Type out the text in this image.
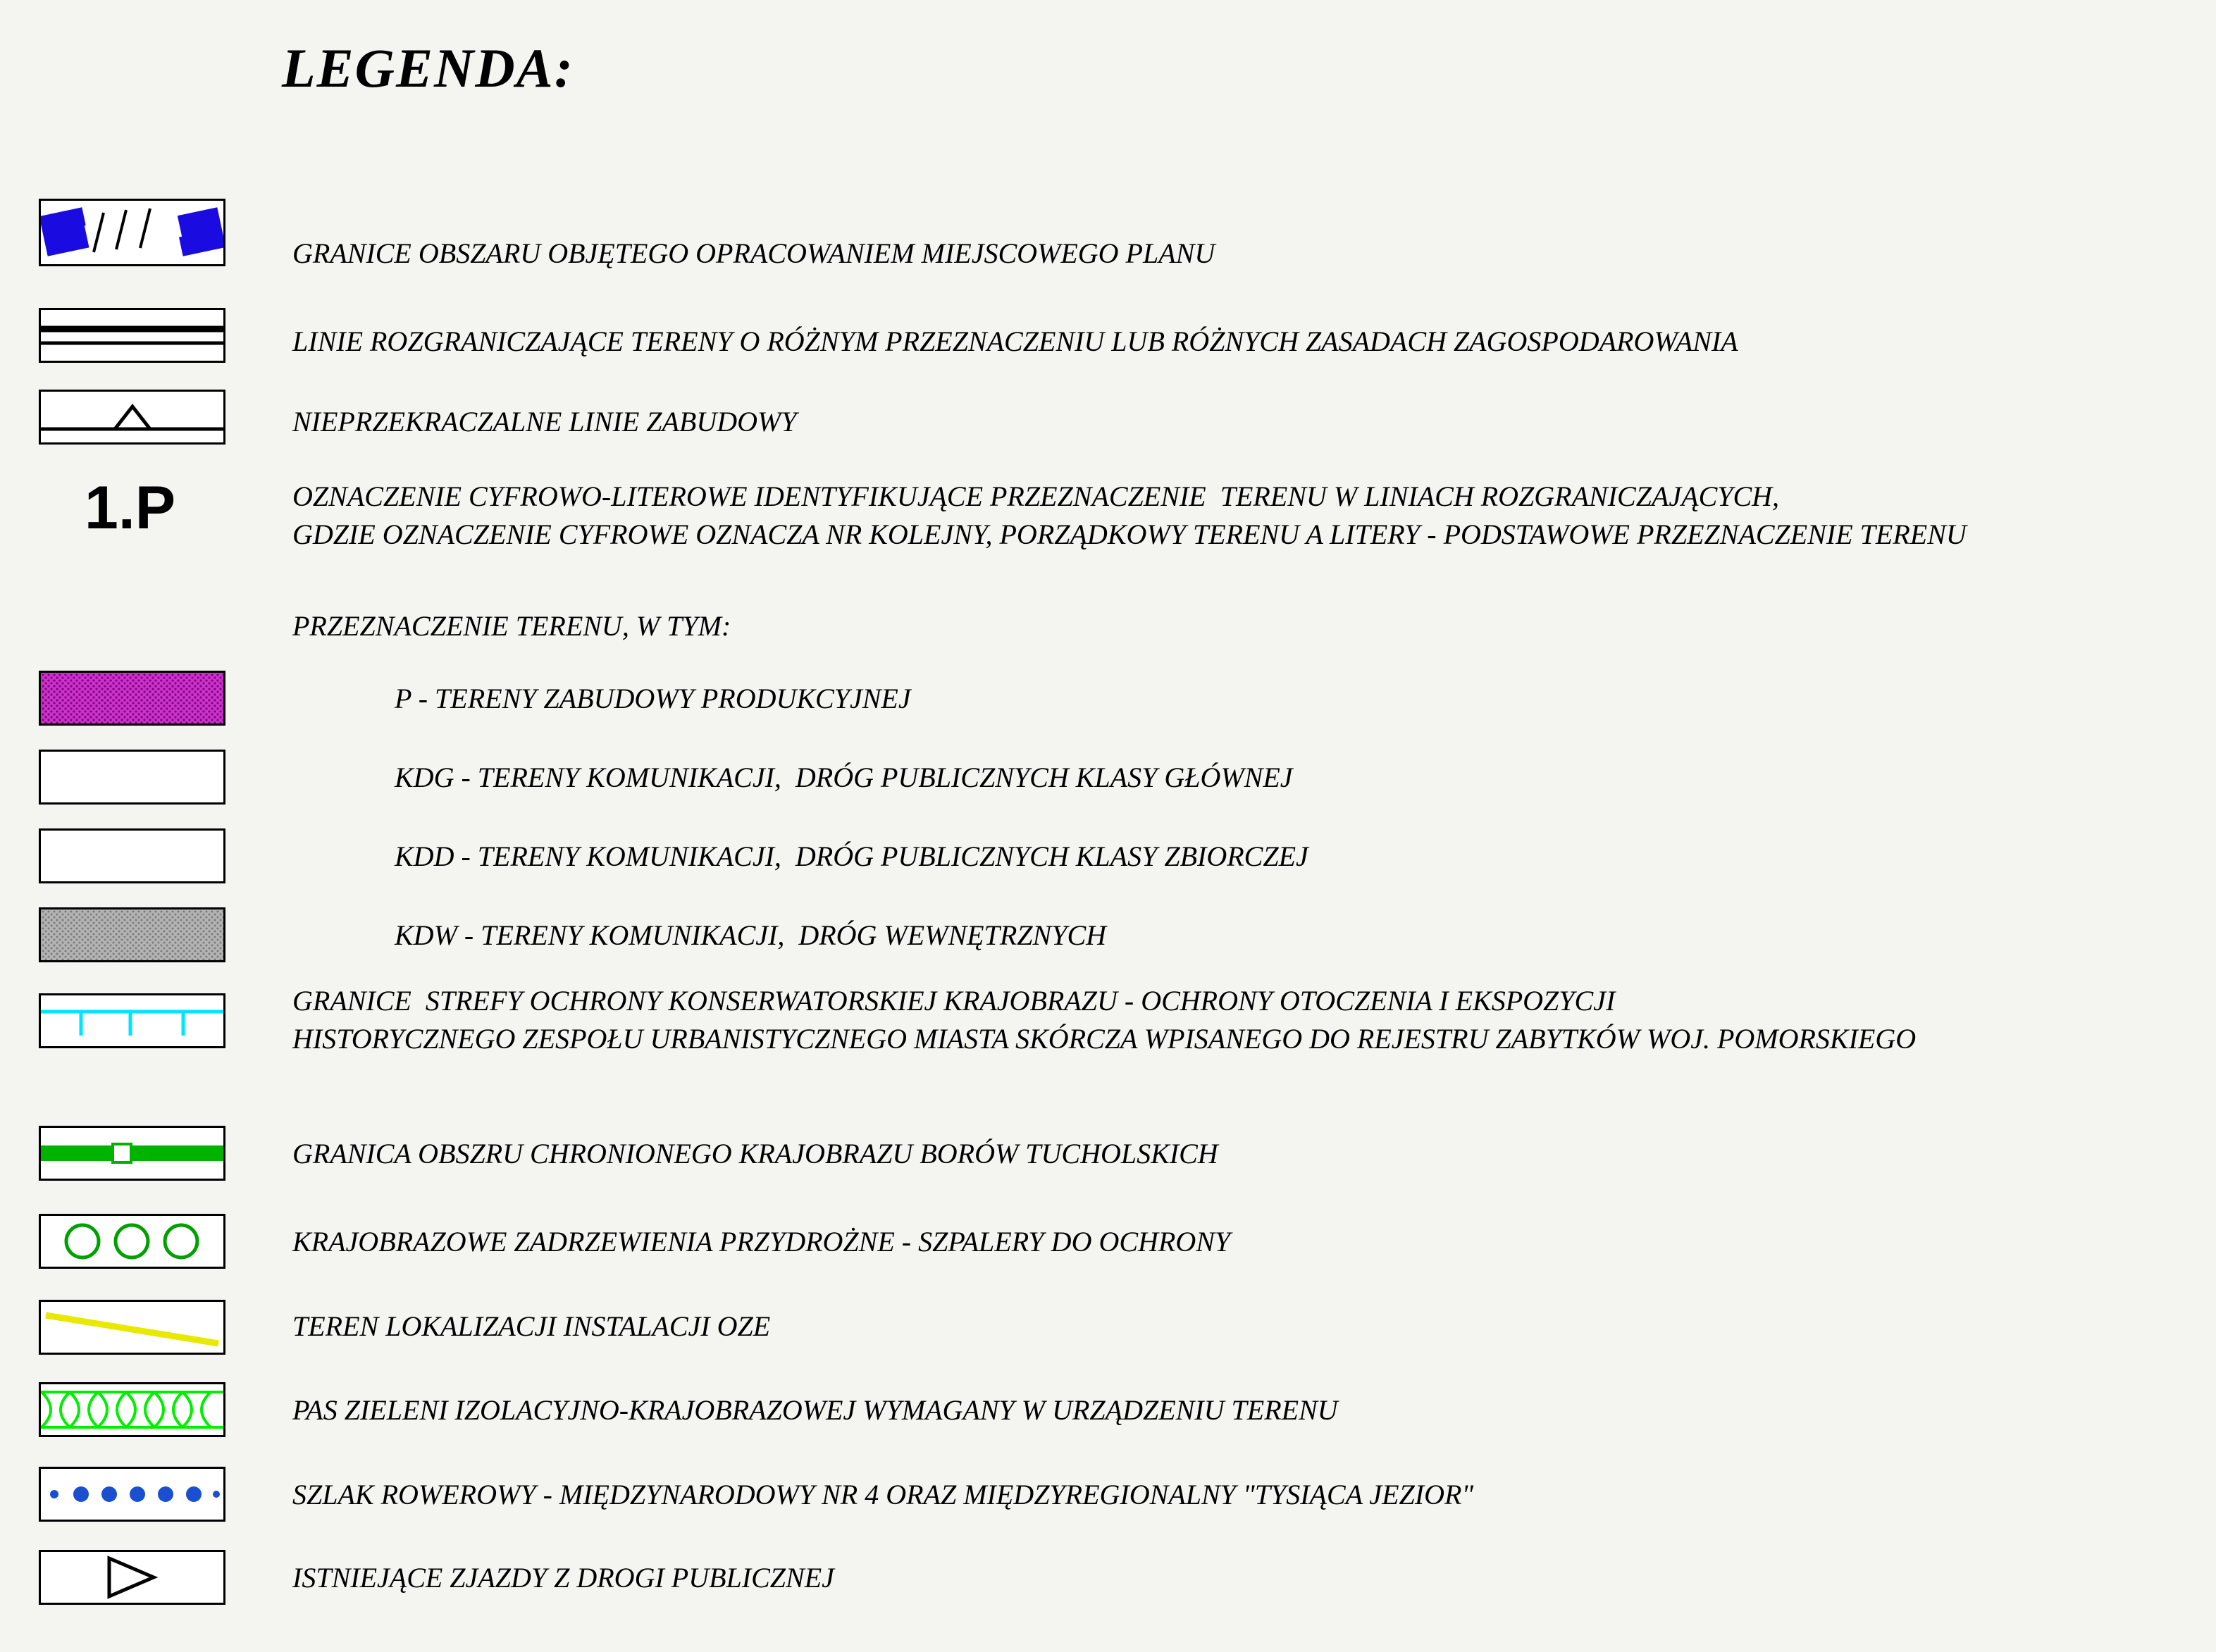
LEGENDA:
GRANICE OBSZARU OBJĘTEGO OPRACOWANIEM MIEJSCOWEGO PLANU
LINIE ROZGRANICZAJĄCE TERENY O RÓŻNYM PRZEZNACZENIU LUB RÓŻNYCH ZASADACH ZAGOSPODAROWANIA
NIEPRZEKRACZALNE LINIE ZABUDOWY
1.P	OZNACZENIE CYFROWO-LITEROWE IDENTYFIKUJĄCE PRZEZNACZENIE  TERENU W LINIACH ROZGRANICZAJĄCYCH,
GDZIE OZNACZENIE CYFROWE OZNACZA NR KOLEJNY, PORZĄDKOWY TERENU A LITERY - PODSTAWOWE PRZEZNACZENIE TERENU
PRZEZNACZENIE TERENU, W TYM:
P - TERENY ZABUDOWY PRODUKCYJNEJ
KDG - TERENY KOMUNIKACJI,  DRÓG PUBLICZNYCH KLASY GŁÓWNEJ
KDD - TERENY KOMUNIKACJI,  DRÓG PUBLICZNYCH KLASY ZBIORCZEJ
KDW - TERENY KOMUNIKACJI,  DRÓG WEWNĘTRZNYCH
GRANICE  STREFY OCHRONY KONSERWATORSKIEJ KRAJOBRAZU - OCHRONY OTOCZENIA I EKSPOZYCJI
HISTORYCZNEGO ZESPOŁU URBANISTYCZNEGO MIASTA SKÓRCZA WPISANEGO DO REJESTRU ZABYTKÓW WOJ. POMORSKIEGO
GRANICA OBSZRU CHRONIONEGO KRAJOBRAZU BORÓW TUCHOLSKICH
KRAJOBRAZOWE ZADRZEWIENIA PRZYDROŻNE - SZPALERY DO OCHRONY
TEREN LOKALIZACJI INSTALACJI OZE
PAS ZIELENI IZOLACYJNO-KRAJOBRAZOWEJ WYMAGANY W URZĄDZENIU TERENU
SZLAK ROWEROWY - MIĘDZYNARODOWY NR 4 ORAZ MIĘDZYREGIONALNY "TYSIĄCA JEZIOR"
ISTNIEJĄCE ZJAZDY Z DROGI PUBLICZNEJ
_ _ _ _ _
**What you have to do:** Go through the listing above and locate each line that holds the word "KRAJOBRAZU". Copy those lines.

**Result of this exercise:**
GRANICE  STREFY OCHRONY KONSERWATORSKIEJ KRAJOBRAZU - OCHRONY OTOCZENIA I EKSPOZYCJI
GRANICA OBSZRU CHRONIONEGO KRAJOBRAZU BORÓW TUCHOLSKICH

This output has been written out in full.